Kaynak Metin:
========================

Oda şu ki;  bizden evvelkiler, göğün yağdırdığını,
toprağın bitirdiğini kendi insani emek ve alınterlerinin tertemizliğini de işin
içine katarak, hayatı iyi ya da kötü; ama illa edindikleri insanlığı hiç
esirgemeksizin  bize kadar taşıdılar. Bizim
şansımızda zaten çok çok dahasına karşılığı hiçbiryerde, hiçbir koşulla
ödenmeyecek bundan yanaydı.(Yüreklerindeki insan sıcaklığını bütünüyle bize
sundukları)

Söz konusu o idi ki,
çoğalarak belki birgün toprağı bize dar gelecek olan dünyayı, onlardan sonra
gelenler kimse her kim..dünün artık kendine yetmeyen kıt imkanlarını sım sıkı
gözönünde tutarak; aklı; sınanmış denenmiş ve edinilmişlerin tecrübesini,
ilimi, bilimi, sevgiyi, dayanışmayı...hele hele de insan güzelliğinde kardeş
olup eldeki avuçtakini paylaşıp bölüşmeyi (acı tatlı ne varsa günü güncelinde)
hayatın adımları ilerleyen dengesine arlı namuslu sorumluluk ve ehillik sahibi
bilinciyle GÖZDEN SAPITMAKSIZIN ve canavarlaşmaya mahal vermeksizin..yaşama
tayin olmaklığı gerekiyordu..Ama orda koptu kaldı hayatı yükü altında tutan ipler..Yükü
üstüne borç alan sahipse; borsa, arsa, keş mani...Manyak film...Canavarlı
vadi...

========================

Görev Koşulları:
1. Kayıtlarda "sidebar-item-bluetooth[interactable]: Bluetooth &" ifadesini içeren satırdan "214, 128, 231]" ifadesini içeren satıra kadar, iki uçtaki satırlar da dahil, her şeyi harfi harfine çoğaltın.
2. Önceki kuşakların bize taşıdığı insanlık üzerine yazıyı, son cümlesinin ardından alıp sürdürün.

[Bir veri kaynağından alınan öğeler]
========================

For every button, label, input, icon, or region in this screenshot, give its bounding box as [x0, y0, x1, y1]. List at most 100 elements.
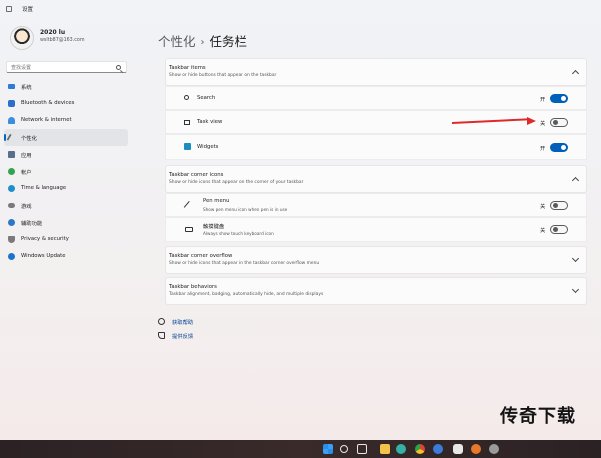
sidebar-item-bluetooth[interactable]: Bluetooth & devices [4, 95, 128, 112]
section-subtitle: Show or hide icons that appear on the co… [169, 180, 304, 185]
sidebar-item-privacy[interactable]: Privacy & security [4, 231, 128, 248]
sidebar-item-accessibility[interactable]: 辅助功能 [4, 214, 128, 231]
breadcrumb-parent[interactable]: 个性化 [158, 34, 196, 49]
user-email: wsltb87@163.com [40, 38, 85, 43]
taskbar-corner-overflow-header[interactable]: Taskbar corner overflow Show or hide ico… [165, 246, 587, 274]
corner-icon-touch-keyboard-row: 触摸键盘 Always show touch keyboard icon 关 [165, 217, 587, 242]
chevron-up-icon[interactable] [571, 69, 580, 78]
toggle-knob [553, 227, 558, 232]
watermark: 传奇下载 [500, 406, 576, 427]
chevron-down-icon[interactable] [571, 285, 580, 294]
row-label: 触摸键盘 [203, 224, 225, 230]
search-icon [184, 95, 189, 100]
user-profile[interactable]: 2020 lu wsltb87@163.com [10, 24, 130, 52]
taskbar-corner-icons-header[interactable]: Taskbar corner icons Show or hide icons … [165, 165, 587, 193]
taskbar-behaviors-header[interactable]: Taskbar behaviors Taskbar alignment, bad… [165, 277, 587, 305]
sidebar-item-label: 辅助功能 [21, 221, 43, 227]
sidebar-item-gaming[interactable]: 游戏 [4, 197, 128, 214]
task-view-icon [184, 120, 190, 125]
section-subtitle: Show or hide icons that appear in the ta… [169, 261, 320, 266]
annotation-arrow-head [527, 117, 536, 125]
chevron-up-icon[interactable] [571, 176, 580, 185]
feedback-icon [158, 332, 165, 339]
settings-search[interactable] [6, 61, 127, 73]
pen-menu-toggle[interactable] [550, 201, 568, 210]
sidebar-item-label: Network & internet [21, 117, 72, 123]
toggle-knob [553, 203, 558, 208]
sidebar-item-accounts[interactable]: 帐户 [4, 163, 128, 180]
sidebar-item-label: Time & language [21, 185, 67, 191]
toggle-state: 开 [540, 97, 546, 103]
row-label: Widgets [197, 144, 219, 150]
page-title: 任务栏 [209, 34, 248, 49]
sidebar-item-label: Windows Update [21, 253, 66, 259]
section-title: Taskbar corner icons [169, 172, 224, 178]
monitor-icon [8, 84, 15, 89]
taskbar-items-header[interactable]: Taskbar items Show or hide buttons that … [165, 58, 587, 86]
toggle-state: 关 [540, 121, 546, 127]
sidebar-item-network[interactable]: Network & internet [4, 112, 128, 129]
search-icon [116, 65, 121, 70]
sidebar-item-personalization[interactable]: 个性化 [4, 129, 128, 146]
taskbar-item-task-view-row: Task view 关 [165, 110, 587, 134]
toggle-knob [561, 96, 566, 101]
section-title: Taskbar items [169, 65, 206, 71]
sidebar-item-apps[interactable]: 应用 [4, 146, 128, 163]
settings-window: 设置 2020 lu wsltb87@163.com 系统 Bluetooth … [0, 0, 601, 440]
chrome-icon[interactable] [415, 444, 425, 454]
sidebar-item-label: Privacy & security [21, 236, 69, 242]
sidebar-item-windows-update[interactable]: Windows Update [4, 248, 128, 265]
sidebar-item-label: Bluetooth & devices [21, 100, 75, 106]
toggle-state: 开 [540, 146, 546, 152]
file-explorer-icon[interactable] [380, 444, 390, 454]
account-icon [8, 168, 15, 175]
toggle-state: 关 [540, 228, 546, 234]
search-icon[interactable] [340, 445, 348, 453]
section-subtitle: Taskbar alignment, badging, automaticall… [169, 292, 324, 297]
toggle-state: 关 [540, 204, 546, 210]
sidebar-item-time-language[interactable]: Time & language [4, 180, 128, 197]
widgets-toggle[interactable] [550, 143, 568, 152]
touch-keyboard-toggle[interactable] [550, 225, 568, 234]
taskbar-item-search-row: Search 开 [165, 86, 587, 110]
row-label: Search [197, 95, 216, 101]
give-feedback-link[interactable]: 提供反馈 [158, 331, 278, 341]
bluetooth-icon [8, 100, 15, 107]
breadcrumb-separator: › [200, 37, 205, 48]
globe-icon [8, 185, 15, 192]
apps-icon [8, 151, 15, 158]
sidebar-item-label: 个性化 [21, 136, 37, 142]
gamepad-icon [8, 203, 15, 208]
user-name: 2020 lu [40, 29, 66, 36]
chevron-down-icon[interactable] [571, 254, 580, 263]
task-view-toggle[interactable] [550, 118, 568, 127]
sidebar-item-label: 应用 [21, 153, 32, 159]
keyboard-icon [185, 227, 193, 232]
windows-taskbar [0, 440, 601, 458]
row-description: Always show touch keyboard icon [203, 231, 274, 236]
row-description: Show pen menu icon when pen is in use [203, 207, 288, 212]
search-toggle[interactable] [550, 94, 568, 103]
firefox-icon[interactable] [471, 444, 481, 454]
window-title: 设置 [22, 7, 34, 13]
search-input[interactable] [11, 63, 111, 72]
help-icon [158, 318, 165, 325]
taskbar-item-widgets-row: Widgets 开 [165, 134, 587, 160]
widgets-icon [184, 143, 191, 150]
settings-app-icon [6, 6, 12, 12]
edge-icon[interactable] [396, 444, 406, 454]
task-view-icon[interactable] [357, 444, 367, 454]
row-label: Task view [197, 119, 223, 125]
sidebar-item-system[interactable]: 系统 [4, 78, 128, 95]
get-help-link[interactable]: 获取帮助 [158, 317, 278, 327]
get-help-label: 获取帮助 [172, 320, 194, 326]
start-icon[interactable] [323, 444, 333, 454]
sidebar-nav: 系统 Bluetooth & devices Network & interne… [4, 78, 128, 265]
row-label: Pen menu [203, 198, 230, 204]
section-subtitle: Show or hide buttons that appear on the … [169, 73, 277, 78]
settings-gear-icon[interactable] [489, 444, 499, 454]
sidebar-item-label: 系统 [21, 85, 32, 91]
browser-icon[interactable] [433, 444, 443, 454]
shield-icon [8, 236, 15, 243]
app-icon[interactable] [453, 444, 463, 454]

========================

Yanıtlar:
1.
sidebar-item-bluetooth[interactable]: Bluetooth & devices [4, 95, 128, 112]
section-subtitle: Show or hide icons that appear on the co… [169, 180, 304, 185]
sidebar-item-privacy[interactable]: Privacy & security [4, 231, 128, 248]
sidebar-item-accessibility[interactable]: 辅助功能 [4, 214, 128, 231]

2.
Daldıııı ve
gitti..karma karış oldu dün bugün.Şimdi siz oturun, memleket niye bu kadar
karabasanlara kem küm.? Niye kim kime dum duma ama herkes herkese canavardan
beter trafik mrafik..? Uzak mı uzak tozlu topraklı yol kıyısı yokuş inişlerinde
"Hıııııırrrrahooooouuuu..!" mudur sesinde sılanızı unuttuğunuz..? Her
türlü huzurdan kesik devamınız olmayan bugünün dünü..Nerde nezamandan beri kayıplar
veren ziyandadır...? Mekkeden önce inancını kendi içinde aramak mıdır..? "Doğu
da batı da Allahındır..Nereye dönerseniz dönün, Allahın yüzü oradadır" ....Bakara
115 ...Varın kendiniz bulup, kalbinizle helaleşin kendinizi..

Son olarak;

 "Sizden öncekiler geldi ve geçti.Onların
kazandıkları kendilerine, sizinki de sizedir..Kimse birdiğerinin yaptığından
dolayı sorguya çekilmeyecektir" ......Bakara 141 (inönü bilmem ne yahut
değil meselesini, işler iyce kötüye gidip karıştığı oranında kafa bulandırmaya maskeleyene
 buyrulur gibi sanki)....

İnsanlığından
caymayan tüm dostluğa, sonsuz sevgiyle !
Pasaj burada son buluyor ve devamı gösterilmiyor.